- _DATA FOR THIS EXERCISE_
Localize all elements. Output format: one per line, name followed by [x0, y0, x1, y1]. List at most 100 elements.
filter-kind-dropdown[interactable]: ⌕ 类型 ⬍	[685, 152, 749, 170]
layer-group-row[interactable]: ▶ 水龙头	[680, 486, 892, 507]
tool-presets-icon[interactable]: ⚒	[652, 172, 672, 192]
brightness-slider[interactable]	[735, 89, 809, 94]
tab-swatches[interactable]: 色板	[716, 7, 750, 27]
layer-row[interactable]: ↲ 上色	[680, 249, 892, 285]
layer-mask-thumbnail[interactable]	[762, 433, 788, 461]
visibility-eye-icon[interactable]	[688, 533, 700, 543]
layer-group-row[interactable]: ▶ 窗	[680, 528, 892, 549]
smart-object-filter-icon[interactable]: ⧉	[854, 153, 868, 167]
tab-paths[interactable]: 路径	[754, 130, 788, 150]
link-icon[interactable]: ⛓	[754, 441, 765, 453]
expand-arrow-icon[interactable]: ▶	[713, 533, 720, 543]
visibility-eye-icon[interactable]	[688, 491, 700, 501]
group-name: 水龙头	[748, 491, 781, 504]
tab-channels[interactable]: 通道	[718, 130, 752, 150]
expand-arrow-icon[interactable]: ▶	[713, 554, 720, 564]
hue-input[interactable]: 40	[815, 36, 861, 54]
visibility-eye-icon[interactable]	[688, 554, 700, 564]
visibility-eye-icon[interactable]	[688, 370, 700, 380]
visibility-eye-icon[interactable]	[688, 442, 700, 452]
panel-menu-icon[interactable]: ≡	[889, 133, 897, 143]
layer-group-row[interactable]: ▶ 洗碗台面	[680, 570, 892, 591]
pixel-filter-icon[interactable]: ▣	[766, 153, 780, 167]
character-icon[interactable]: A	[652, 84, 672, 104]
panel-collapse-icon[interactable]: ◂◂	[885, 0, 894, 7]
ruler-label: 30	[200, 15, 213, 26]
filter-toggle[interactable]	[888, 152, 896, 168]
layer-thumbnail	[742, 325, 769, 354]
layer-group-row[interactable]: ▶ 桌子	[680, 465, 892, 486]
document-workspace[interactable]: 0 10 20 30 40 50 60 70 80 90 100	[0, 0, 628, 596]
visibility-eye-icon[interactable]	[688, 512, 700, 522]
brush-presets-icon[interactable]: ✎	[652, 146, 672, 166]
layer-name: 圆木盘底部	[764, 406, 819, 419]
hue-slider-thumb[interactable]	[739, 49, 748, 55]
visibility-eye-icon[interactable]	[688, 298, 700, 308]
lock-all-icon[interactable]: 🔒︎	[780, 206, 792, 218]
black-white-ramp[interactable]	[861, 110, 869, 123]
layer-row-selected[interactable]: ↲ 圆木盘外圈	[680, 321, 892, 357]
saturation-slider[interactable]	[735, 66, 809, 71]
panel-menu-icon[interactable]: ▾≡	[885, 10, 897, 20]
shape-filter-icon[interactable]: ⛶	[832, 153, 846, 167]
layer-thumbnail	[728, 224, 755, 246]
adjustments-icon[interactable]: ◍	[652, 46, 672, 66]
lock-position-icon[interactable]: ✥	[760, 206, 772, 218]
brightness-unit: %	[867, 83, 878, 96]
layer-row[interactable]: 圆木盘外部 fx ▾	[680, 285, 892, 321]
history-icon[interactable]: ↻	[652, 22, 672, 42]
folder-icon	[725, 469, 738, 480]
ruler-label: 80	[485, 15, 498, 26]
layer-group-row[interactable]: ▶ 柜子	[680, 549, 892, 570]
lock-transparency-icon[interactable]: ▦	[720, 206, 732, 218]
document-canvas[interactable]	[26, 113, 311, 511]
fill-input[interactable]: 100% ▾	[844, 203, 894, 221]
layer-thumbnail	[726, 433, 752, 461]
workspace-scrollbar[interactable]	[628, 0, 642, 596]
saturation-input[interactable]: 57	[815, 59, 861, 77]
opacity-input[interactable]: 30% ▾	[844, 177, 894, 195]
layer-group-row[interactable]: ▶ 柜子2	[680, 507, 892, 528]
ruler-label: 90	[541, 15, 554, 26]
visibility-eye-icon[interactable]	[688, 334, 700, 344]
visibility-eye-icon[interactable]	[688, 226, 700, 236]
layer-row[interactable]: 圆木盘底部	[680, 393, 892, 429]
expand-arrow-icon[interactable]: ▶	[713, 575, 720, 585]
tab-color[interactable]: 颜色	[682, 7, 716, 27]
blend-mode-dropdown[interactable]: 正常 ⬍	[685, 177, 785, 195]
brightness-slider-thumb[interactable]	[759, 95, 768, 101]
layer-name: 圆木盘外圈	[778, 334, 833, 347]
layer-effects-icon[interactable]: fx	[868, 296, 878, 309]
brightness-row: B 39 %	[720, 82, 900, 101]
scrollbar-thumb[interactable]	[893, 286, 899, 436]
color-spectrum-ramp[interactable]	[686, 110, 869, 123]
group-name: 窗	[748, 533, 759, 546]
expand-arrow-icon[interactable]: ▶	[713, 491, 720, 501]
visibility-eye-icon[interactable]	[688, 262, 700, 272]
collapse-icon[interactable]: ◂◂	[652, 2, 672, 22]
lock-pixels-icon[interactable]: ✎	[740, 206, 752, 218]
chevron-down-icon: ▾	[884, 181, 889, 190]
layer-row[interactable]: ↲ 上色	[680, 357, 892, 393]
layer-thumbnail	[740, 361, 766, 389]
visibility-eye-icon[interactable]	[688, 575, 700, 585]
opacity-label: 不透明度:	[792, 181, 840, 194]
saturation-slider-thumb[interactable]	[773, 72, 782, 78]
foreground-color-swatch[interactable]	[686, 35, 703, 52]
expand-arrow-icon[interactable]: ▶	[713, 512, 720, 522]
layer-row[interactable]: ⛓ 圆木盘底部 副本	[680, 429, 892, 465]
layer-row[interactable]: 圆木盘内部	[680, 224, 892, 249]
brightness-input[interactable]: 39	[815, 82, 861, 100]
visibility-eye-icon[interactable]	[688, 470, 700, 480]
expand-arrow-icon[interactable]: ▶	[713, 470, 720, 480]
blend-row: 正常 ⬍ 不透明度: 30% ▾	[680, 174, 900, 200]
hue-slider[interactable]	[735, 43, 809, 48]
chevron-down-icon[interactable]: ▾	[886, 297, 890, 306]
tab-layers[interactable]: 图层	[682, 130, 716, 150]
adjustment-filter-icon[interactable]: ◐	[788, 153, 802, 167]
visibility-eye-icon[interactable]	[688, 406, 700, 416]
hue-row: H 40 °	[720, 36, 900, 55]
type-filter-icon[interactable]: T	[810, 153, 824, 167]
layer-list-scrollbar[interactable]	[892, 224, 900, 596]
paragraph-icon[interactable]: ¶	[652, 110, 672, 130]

- _PROMPT_
Reproduce each of the entries above verbatim.

- _RESULT FOR THIS TASK_
Localize all elements. Output format: one per line, name followed by [x0, y0, x1, y1]. List at most 100 elements.
filter-kind-dropdown[interactable]: ⌕ 类型 ⬍	[685, 152, 749, 170]
layer-group-row[interactable]: ▶ 水龙头	[680, 486, 892, 507]
tool-presets-icon[interactable]: ⚒	[652, 172, 672, 192]
brightness-slider[interactable]	[735, 89, 809, 94]
tab-swatches[interactable]: 色板	[716, 7, 750, 27]
layer-row[interactable]: ↲ 上色	[680, 249, 892, 285]
layer-mask-thumbnail[interactable]	[762, 433, 788, 461]
visibility-eye-icon[interactable]	[688, 533, 700, 543]
layer-group-row[interactable]: ▶ 窗	[680, 528, 892, 549]
smart-object-filter-icon[interactable]: ⧉	[854, 153, 868, 167]
tab-paths[interactable]: 路径	[754, 130, 788, 150]
link-icon[interactable]: ⛓	[754, 441, 765, 453]
expand-arrow-icon[interactable]: ▶	[713, 533, 720, 543]
visibility-eye-icon[interactable]	[688, 491, 700, 501]
group-name: 水龙头	[748, 491, 781, 504]
tab-channels[interactable]: 通道	[718, 130, 752, 150]
expand-arrow-icon[interactable]: ▶	[713, 554, 720, 564]
hue-input[interactable]: 40	[815, 36, 861, 54]
visibility-eye-icon[interactable]	[688, 554, 700, 564]
visibility-eye-icon[interactable]	[688, 370, 700, 380]
visibility-eye-icon[interactable]	[688, 442, 700, 452]
panel-menu-icon[interactable]: ≡	[889, 133, 897, 143]
layer-group-row[interactable]: ▶ 洗碗台面	[680, 570, 892, 591]
pixel-filter-icon[interactable]: ▣	[766, 153, 780, 167]
character-icon[interactable]: A	[652, 84, 672, 104]
panel-collapse-icon[interactable]: ◂◂	[885, 0, 894, 7]
ruler-label: 30	[200, 15, 213, 26]
filter-toggle[interactable]	[888, 152, 896, 168]
layer-thumbnail	[742, 325, 769, 354]
layer-group-row[interactable]: ▶ 桌子	[680, 465, 892, 486]
document-workspace[interactable]: 0 10 20 30 40 50 60 70 80 90 100	[0, 0, 628, 596]
visibility-eye-icon[interactable]	[688, 512, 700, 522]
brush-presets-icon[interactable]: ✎	[652, 146, 672, 166]
layer-name: 圆木盘底部	[764, 406, 819, 419]
hue-slider-thumb[interactable]	[739, 49, 748, 55]
visibility-eye-icon[interactable]	[688, 298, 700, 308]
lock-all-icon[interactable]: 🔒︎	[780, 206, 792, 218]
black-white-ramp[interactable]	[861, 110, 869, 123]
layer-row-selected[interactable]: ↲ 圆木盘外圈	[680, 321, 892, 357]
saturation-slider[interactable]	[735, 66, 809, 71]
panel-menu-icon[interactable]: ▾≡	[885, 10, 897, 20]
shape-filter-icon[interactable]: ⛶	[832, 153, 846, 167]
layer-thumbnail	[728, 224, 755, 246]
adjustments-icon[interactable]: ◍	[652, 46, 672, 66]
lock-position-icon[interactable]: ✥	[760, 206, 772, 218]
brightness-unit: %	[867, 83, 878, 96]
layer-row[interactable]: 圆木盘外部 fx ▾	[680, 285, 892, 321]
history-icon[interactable]: ↻	[652, 22, 672, 42]
folder-icon	[725, 469, 738, 480]
ruler-label: 80	[485, 15, 498, 26]
layer-group-row[interactable]: ▶ 柜子	[680, 549, 892, 570]
lock-transparency-icon[interactable]: ▦	[720, 206, 732, 218]
document-canvas[interactable]	[26, 113, 311, 511]
fill-input[interactable]: 100% ▾	[844, 203, 894, 221]
layer-thumbnail	[726, 433, 752, 461]
workspace-scrollbar[interactable]	[628, 0, 642, 596]
saturation-input[interactable]: 57	[815, 59, 861, 77]
opacity-input[interactable]: 30% ▾	[844, 177, 894, 195]
layer-group-row[interactable]: ▶ 柜子2	[680, 507, 892, 528]
ruler-label: 90	[541, 15, 554, 26]
visibility-eye-icon[interactable]	[688, 334, 700, 344]
visibility-eye-icon[interactable]	[688, 226, 700, 236]
layer-row[interactable]: 圆木盘底部	[680, 393, 892, 429]
expand-arrow-icon[interactable]: ▶	[713, 575, 720, 585]
tab-color[interactable]: 颜色	[682, 7, 716, 27]
blend-mode-dropdown[interactable]: 正常 ⬍	[685, 177, 785, 195]
brightness-slider-thumb[interactable]	[759, 95, 768, 101]
layer-name: 圆木盘外圈	[778, 334, 833, 347]
layer-effects-icon[interactable]: fx	[868, 296, 878, 309]
brightness-row: B 39 %	[720, 82, 900, 101]
scrollbar-thumb[interactable]	[893, 286, 899, 436]
color-spectrum-ramp[interactable]	[686, 110, 869, 123]
group-name: 窗	[748, 533, 759, 546]
expand-arrow-icon[interactable]: ▶	[713, 491, 720, 501]
visibility-eye-icon[interactable]	[688, 262, 700, 272]
collapse-icon[interactable]: ◂◂	[652, 2, 672, 22]
lock-pixels-icon[interactable]: ✎	[740, 206, 752, 218]
chevron-down-icon: ▾	[884, 181, 889, 190]
layer-row[interactable]: ↲ 上色	[680, 357, 892, 393]
layer-thumbnail	[740, 361, 766, 389]
visibility-eye-icon[interactable]	[688, 575, 700, 585]
opacity-label: 不透明度:	[792, 181, 840, 194]
saturation-slider-thumb[interactable]	[773, 72, 782, 78]
foreground-color-swatch[interactable]	[686, 35, 703, 52]
expand-arrow-icon[interactable]: ▶	[713, 512, 720, 522]
layer-row[interactable]: ⛓ 圆木盘底部 副本	[680, 429, 892, 465]
layer-row[interactable]: 圆木盘内部	[680, 224, 892, 249]
brightness-input[interactable]: 39	[815, 82, 861, 100]
visibility-eye-icon[interactable]	[688, 470, 700, 480]
expand-arrow-icon[interactable]: ▶	[713, 470, 720, 480]
blend-row: 正常 ⬍ 不透明度: 30% ▾	[680, 174, 900, 200]
hue-slider[interactable]	[735, 43, 809, 48]
chevron-down-icon[interactable]: ▾	[886, 297, 890, 306]
tab-layers[interactable]: 图层	[682, 130, 716, 150]
adjustment-filter-icon[interactable]: ◐	[788, 153, 802, 167]
visibility-eye-icon[interactable]	[688, 406, 700, 416]
hue-row: H 40 °	[720, 36, 900, 55]
type-filter-icon[interactable]: T	[810, 153, 824, 167]
layer-list-scrollbar[interactable]	[892, 224, 900, 596]
paragraph-icon[interactable]: ¶	[652, 110, 672, 130]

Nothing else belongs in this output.